Stored data ▸
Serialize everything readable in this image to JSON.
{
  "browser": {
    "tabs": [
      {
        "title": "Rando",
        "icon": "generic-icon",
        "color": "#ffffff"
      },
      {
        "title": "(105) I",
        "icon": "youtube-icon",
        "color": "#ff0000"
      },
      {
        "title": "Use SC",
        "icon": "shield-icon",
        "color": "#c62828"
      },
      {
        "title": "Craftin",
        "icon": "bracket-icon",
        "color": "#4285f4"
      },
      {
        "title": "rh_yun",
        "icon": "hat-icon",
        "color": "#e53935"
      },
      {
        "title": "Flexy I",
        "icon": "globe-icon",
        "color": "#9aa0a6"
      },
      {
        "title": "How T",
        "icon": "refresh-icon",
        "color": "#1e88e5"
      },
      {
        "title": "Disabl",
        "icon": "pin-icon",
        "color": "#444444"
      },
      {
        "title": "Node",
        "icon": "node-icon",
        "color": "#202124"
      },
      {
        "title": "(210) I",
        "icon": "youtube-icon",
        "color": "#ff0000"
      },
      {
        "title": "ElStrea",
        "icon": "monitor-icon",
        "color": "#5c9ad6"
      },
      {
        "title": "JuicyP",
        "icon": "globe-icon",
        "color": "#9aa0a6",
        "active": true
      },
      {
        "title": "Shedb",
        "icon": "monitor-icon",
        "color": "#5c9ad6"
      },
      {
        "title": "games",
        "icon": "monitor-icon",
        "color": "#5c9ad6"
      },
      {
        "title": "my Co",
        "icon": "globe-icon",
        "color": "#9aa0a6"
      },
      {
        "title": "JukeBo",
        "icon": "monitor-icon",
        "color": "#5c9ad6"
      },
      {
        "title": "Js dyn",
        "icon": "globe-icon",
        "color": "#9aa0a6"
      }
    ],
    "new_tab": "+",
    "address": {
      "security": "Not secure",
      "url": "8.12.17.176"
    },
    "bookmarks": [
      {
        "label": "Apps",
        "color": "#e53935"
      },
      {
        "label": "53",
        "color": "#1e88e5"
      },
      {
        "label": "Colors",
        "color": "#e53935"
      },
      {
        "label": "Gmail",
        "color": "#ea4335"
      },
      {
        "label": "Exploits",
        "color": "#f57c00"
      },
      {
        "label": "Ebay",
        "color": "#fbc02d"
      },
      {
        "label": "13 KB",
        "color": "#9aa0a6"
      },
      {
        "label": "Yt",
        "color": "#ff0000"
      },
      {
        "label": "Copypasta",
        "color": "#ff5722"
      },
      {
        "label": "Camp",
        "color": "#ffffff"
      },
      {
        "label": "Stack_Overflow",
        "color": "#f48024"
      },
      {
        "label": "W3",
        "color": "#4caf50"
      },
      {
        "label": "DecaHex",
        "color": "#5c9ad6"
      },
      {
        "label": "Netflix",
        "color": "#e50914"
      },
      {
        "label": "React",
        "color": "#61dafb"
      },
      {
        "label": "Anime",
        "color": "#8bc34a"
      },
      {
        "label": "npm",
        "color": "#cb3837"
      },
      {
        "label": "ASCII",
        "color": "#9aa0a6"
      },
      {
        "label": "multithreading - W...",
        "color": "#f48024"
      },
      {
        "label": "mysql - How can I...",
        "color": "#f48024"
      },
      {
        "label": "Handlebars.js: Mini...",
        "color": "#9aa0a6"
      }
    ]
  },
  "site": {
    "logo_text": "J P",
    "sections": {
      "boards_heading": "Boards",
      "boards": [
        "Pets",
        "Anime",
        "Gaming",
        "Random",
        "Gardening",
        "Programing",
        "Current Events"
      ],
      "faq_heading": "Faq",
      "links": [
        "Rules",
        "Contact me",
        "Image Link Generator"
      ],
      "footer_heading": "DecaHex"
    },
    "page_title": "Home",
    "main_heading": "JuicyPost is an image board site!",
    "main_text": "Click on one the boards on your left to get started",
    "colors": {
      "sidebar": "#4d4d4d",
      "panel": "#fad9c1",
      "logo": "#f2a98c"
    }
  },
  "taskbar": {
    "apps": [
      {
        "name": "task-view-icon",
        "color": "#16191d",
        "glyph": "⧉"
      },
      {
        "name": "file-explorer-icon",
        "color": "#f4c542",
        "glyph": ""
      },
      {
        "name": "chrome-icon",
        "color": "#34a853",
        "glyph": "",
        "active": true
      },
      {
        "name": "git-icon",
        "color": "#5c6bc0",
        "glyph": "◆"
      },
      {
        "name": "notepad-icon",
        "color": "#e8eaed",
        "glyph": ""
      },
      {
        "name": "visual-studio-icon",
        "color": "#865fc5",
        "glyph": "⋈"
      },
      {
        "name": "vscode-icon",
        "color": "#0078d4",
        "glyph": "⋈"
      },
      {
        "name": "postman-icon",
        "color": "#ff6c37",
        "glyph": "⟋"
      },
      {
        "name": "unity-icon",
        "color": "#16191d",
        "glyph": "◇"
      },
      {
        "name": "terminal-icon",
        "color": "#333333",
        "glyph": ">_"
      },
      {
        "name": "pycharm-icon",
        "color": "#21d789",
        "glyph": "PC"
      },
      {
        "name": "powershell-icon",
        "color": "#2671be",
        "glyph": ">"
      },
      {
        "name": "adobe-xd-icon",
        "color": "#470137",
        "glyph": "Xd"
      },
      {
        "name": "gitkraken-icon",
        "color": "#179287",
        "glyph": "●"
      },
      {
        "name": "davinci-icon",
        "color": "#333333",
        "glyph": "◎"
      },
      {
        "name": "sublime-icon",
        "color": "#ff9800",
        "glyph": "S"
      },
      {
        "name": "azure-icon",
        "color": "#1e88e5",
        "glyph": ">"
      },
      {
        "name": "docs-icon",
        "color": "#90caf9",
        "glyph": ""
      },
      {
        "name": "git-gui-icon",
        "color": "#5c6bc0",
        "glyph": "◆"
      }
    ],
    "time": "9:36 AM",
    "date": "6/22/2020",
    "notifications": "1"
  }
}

Written problem ▸ Look through the material above. Copy each line where the word "site" appears.

Solution for this problem ▸
  "site": {
    "main_heading": "JuicyPost is an image board site!",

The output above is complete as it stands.